[Part of a data file]
____
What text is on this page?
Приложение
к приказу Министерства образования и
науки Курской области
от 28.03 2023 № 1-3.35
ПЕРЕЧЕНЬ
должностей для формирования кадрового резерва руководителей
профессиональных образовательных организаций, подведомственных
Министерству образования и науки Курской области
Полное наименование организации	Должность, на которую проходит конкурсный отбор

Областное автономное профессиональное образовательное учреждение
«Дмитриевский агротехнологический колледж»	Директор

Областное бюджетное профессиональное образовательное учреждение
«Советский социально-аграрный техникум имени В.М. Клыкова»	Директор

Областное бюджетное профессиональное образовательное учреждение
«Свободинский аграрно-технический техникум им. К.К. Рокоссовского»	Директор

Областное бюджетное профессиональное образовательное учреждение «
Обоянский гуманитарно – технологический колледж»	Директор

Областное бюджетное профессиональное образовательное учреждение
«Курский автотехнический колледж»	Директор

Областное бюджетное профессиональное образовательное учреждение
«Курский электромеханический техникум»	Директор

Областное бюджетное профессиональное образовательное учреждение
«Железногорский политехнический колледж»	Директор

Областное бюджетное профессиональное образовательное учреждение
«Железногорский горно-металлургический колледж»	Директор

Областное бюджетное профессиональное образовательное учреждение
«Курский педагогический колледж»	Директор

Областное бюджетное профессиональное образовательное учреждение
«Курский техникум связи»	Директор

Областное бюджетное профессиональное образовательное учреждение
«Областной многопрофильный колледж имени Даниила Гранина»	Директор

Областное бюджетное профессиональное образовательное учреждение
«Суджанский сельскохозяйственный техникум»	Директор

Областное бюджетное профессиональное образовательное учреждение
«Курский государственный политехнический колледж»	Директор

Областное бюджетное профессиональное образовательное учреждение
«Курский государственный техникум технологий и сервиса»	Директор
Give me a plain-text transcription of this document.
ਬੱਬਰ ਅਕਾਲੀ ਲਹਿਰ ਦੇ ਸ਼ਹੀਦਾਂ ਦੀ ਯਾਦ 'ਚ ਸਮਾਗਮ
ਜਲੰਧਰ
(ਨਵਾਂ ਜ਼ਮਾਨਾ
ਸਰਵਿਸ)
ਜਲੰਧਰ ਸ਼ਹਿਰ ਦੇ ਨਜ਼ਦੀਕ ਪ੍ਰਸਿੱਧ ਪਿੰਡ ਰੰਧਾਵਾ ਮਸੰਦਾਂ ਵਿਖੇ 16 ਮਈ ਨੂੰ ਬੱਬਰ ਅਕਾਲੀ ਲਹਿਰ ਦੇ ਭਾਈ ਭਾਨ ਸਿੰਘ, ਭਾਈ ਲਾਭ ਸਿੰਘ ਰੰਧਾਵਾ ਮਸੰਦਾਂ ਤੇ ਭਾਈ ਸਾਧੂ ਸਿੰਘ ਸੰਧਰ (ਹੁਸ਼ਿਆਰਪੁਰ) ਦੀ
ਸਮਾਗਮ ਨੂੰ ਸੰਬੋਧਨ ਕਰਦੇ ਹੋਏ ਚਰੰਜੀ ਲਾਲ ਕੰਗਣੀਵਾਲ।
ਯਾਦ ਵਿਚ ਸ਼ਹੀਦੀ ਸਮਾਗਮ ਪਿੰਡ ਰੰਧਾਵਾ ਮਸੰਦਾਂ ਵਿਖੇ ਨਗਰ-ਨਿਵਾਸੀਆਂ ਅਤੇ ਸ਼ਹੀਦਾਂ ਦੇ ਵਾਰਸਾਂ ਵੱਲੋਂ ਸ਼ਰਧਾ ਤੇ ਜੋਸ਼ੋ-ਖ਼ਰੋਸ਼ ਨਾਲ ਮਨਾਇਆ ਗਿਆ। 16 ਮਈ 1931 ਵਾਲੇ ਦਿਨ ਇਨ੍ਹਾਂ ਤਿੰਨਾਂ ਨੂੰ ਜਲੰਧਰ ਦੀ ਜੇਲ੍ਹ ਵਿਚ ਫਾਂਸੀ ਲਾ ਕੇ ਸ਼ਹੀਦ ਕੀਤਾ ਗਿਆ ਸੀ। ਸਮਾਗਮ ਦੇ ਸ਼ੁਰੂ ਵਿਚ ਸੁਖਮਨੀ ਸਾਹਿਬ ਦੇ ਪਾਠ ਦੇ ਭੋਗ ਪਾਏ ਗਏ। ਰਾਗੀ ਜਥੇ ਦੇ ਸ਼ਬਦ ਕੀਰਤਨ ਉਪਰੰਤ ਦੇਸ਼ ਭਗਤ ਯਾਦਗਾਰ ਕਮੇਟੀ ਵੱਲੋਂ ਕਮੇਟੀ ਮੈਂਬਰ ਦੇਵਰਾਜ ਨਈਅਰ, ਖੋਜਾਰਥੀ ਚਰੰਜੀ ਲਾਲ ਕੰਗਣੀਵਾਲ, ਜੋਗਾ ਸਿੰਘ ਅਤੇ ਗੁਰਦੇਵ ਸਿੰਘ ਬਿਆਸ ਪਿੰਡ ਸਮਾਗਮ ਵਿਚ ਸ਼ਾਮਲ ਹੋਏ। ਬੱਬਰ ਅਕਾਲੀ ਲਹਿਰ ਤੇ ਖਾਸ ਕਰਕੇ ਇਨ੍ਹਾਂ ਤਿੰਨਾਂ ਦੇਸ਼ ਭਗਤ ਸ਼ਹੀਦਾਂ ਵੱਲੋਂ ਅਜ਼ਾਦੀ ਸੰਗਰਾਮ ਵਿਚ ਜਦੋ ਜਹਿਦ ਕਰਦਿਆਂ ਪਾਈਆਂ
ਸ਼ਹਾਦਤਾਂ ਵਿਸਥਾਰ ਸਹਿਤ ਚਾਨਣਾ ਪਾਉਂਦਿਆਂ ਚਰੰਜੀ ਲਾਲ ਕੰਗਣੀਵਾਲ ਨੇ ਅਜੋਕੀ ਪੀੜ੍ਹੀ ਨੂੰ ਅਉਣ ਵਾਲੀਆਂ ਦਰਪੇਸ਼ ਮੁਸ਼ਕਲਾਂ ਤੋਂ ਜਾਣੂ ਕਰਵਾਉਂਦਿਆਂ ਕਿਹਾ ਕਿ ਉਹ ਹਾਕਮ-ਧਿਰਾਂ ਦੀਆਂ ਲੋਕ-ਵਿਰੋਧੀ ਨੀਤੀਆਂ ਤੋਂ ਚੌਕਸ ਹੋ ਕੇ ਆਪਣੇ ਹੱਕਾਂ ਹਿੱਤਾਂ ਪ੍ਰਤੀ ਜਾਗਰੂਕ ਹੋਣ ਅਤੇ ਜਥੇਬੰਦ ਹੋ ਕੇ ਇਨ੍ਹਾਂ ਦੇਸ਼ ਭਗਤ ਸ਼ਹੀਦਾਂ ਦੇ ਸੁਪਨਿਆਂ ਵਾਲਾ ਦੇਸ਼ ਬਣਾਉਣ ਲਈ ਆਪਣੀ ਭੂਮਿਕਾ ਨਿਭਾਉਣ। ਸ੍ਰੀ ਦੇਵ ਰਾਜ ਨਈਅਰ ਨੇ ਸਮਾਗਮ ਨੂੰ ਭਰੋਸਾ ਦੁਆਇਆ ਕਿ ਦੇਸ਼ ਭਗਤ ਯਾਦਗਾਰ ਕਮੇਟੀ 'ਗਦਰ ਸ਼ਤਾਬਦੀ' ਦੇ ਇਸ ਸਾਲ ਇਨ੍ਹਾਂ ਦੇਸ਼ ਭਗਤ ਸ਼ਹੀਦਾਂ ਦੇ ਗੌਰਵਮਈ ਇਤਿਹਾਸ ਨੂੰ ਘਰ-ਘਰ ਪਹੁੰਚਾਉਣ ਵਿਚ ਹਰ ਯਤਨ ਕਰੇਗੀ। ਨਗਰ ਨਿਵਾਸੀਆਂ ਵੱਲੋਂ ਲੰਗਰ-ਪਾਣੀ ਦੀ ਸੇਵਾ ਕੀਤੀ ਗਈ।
____
| EXERCISE GOAL |
From the entries above, copy every line where the word "колледж" shows up.

| SOLUTION TO THIS TASK |
«Дмитриевский агротехнологический колледж»	Директор
Обоянский гуманитарно – технологический колледж»	Директор
«Курский автотехнический колледж»	Директор
«Железногорский политехнический колледж»	Директор
«Железногорский горно-металлургический колледж»	Директор
«Курский педагогический колледж»	Директор
«Областной многопрофильный колледж имени Даниила Гранина»	Директор
«Курский государственный политехнический колледж»	Директор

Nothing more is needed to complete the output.